**Given instruction:**
Can you pull out each line of the data below that includes the word "labels"?

**Records shown:**

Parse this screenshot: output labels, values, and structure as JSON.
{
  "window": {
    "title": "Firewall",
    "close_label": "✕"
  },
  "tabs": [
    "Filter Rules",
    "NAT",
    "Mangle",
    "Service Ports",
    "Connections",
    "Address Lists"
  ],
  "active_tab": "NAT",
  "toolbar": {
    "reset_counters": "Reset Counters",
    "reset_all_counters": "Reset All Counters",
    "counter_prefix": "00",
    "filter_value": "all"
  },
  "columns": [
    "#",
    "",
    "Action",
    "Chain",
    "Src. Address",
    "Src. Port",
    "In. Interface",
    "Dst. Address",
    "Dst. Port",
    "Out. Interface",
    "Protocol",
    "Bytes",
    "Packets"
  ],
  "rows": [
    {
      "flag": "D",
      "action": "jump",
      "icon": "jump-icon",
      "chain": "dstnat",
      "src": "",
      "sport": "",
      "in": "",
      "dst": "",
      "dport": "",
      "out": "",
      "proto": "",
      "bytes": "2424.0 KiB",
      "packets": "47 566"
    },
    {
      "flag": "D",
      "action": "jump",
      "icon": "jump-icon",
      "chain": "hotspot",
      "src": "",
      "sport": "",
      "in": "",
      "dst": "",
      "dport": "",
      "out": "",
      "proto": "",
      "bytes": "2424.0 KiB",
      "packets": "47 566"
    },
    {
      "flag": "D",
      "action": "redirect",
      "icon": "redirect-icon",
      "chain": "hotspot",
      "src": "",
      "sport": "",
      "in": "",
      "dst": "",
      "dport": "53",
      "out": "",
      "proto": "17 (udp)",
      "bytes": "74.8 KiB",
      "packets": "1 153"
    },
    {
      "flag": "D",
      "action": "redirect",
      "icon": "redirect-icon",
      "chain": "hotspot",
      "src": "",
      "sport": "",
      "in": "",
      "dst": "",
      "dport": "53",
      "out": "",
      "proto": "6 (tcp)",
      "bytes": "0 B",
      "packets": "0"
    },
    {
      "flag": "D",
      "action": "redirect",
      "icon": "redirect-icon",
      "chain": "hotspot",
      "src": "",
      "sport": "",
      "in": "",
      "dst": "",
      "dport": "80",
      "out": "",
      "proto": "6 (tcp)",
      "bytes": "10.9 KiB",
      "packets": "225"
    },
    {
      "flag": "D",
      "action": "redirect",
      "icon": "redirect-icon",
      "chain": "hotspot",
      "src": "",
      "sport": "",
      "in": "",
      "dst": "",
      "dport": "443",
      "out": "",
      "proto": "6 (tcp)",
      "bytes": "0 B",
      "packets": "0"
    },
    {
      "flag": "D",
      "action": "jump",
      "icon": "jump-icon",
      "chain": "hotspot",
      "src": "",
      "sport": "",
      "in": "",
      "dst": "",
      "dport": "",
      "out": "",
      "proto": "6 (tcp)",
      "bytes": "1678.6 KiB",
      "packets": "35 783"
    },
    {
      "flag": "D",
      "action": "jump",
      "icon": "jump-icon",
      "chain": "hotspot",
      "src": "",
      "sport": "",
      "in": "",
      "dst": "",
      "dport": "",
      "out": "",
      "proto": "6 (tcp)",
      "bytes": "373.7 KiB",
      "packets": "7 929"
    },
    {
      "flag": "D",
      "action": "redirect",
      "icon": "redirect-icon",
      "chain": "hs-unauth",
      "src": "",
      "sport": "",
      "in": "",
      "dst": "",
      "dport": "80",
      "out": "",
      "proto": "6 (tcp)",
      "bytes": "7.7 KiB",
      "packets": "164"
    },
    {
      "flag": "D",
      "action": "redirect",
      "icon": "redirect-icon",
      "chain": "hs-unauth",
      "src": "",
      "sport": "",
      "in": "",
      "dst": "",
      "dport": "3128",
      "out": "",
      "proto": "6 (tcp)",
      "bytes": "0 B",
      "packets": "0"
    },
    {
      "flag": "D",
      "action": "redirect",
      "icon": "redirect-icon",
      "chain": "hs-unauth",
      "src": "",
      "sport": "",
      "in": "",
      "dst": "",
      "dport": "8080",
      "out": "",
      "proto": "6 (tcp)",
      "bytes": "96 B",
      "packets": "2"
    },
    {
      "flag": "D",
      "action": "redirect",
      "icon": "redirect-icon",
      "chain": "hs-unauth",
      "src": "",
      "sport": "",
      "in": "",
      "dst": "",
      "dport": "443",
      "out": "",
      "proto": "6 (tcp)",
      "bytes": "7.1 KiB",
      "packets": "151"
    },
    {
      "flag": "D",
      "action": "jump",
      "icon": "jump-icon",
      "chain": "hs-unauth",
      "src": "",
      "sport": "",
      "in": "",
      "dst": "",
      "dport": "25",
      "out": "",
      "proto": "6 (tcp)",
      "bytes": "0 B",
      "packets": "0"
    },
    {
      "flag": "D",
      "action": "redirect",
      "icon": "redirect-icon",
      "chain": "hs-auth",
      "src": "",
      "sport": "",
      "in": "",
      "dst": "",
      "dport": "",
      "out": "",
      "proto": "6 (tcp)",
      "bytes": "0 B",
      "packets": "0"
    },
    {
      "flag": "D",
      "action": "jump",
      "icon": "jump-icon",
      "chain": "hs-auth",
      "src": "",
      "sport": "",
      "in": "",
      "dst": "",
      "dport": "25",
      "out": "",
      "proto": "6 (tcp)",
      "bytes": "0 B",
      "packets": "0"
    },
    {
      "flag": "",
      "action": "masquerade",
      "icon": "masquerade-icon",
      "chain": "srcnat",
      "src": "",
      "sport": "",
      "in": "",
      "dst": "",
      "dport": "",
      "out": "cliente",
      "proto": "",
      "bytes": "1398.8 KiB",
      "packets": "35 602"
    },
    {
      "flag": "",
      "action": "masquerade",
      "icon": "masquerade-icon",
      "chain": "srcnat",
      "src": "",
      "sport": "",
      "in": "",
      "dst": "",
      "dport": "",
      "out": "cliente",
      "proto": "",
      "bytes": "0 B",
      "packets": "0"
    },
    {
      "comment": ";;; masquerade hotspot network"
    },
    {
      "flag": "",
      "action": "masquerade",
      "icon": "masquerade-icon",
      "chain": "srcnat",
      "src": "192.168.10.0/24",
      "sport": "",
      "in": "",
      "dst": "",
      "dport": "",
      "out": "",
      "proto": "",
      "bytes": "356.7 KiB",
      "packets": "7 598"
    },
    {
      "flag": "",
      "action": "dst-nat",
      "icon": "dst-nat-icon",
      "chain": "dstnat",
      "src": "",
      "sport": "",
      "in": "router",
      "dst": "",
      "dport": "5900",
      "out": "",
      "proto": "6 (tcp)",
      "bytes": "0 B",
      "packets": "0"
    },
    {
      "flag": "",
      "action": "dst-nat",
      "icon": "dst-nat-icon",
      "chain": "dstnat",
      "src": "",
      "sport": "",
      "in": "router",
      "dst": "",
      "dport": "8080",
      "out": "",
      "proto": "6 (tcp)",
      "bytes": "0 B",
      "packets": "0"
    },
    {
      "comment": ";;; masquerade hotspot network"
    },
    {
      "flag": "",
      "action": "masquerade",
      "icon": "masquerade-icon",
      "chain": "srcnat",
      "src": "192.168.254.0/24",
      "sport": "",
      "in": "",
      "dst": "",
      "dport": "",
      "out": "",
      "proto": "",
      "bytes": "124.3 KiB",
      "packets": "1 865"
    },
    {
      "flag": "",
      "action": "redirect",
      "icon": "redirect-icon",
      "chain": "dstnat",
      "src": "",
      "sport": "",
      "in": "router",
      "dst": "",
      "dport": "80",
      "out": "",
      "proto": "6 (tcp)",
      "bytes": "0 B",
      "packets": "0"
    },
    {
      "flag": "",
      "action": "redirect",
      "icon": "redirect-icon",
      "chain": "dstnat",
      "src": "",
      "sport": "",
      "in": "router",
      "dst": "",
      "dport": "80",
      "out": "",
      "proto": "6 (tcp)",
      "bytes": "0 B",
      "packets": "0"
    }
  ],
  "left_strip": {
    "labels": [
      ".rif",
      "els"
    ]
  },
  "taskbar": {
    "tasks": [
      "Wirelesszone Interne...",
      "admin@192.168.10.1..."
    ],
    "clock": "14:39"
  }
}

**Final result:**
Parse this screenshot: output labels, values, and structure as JSON.
    "labels": [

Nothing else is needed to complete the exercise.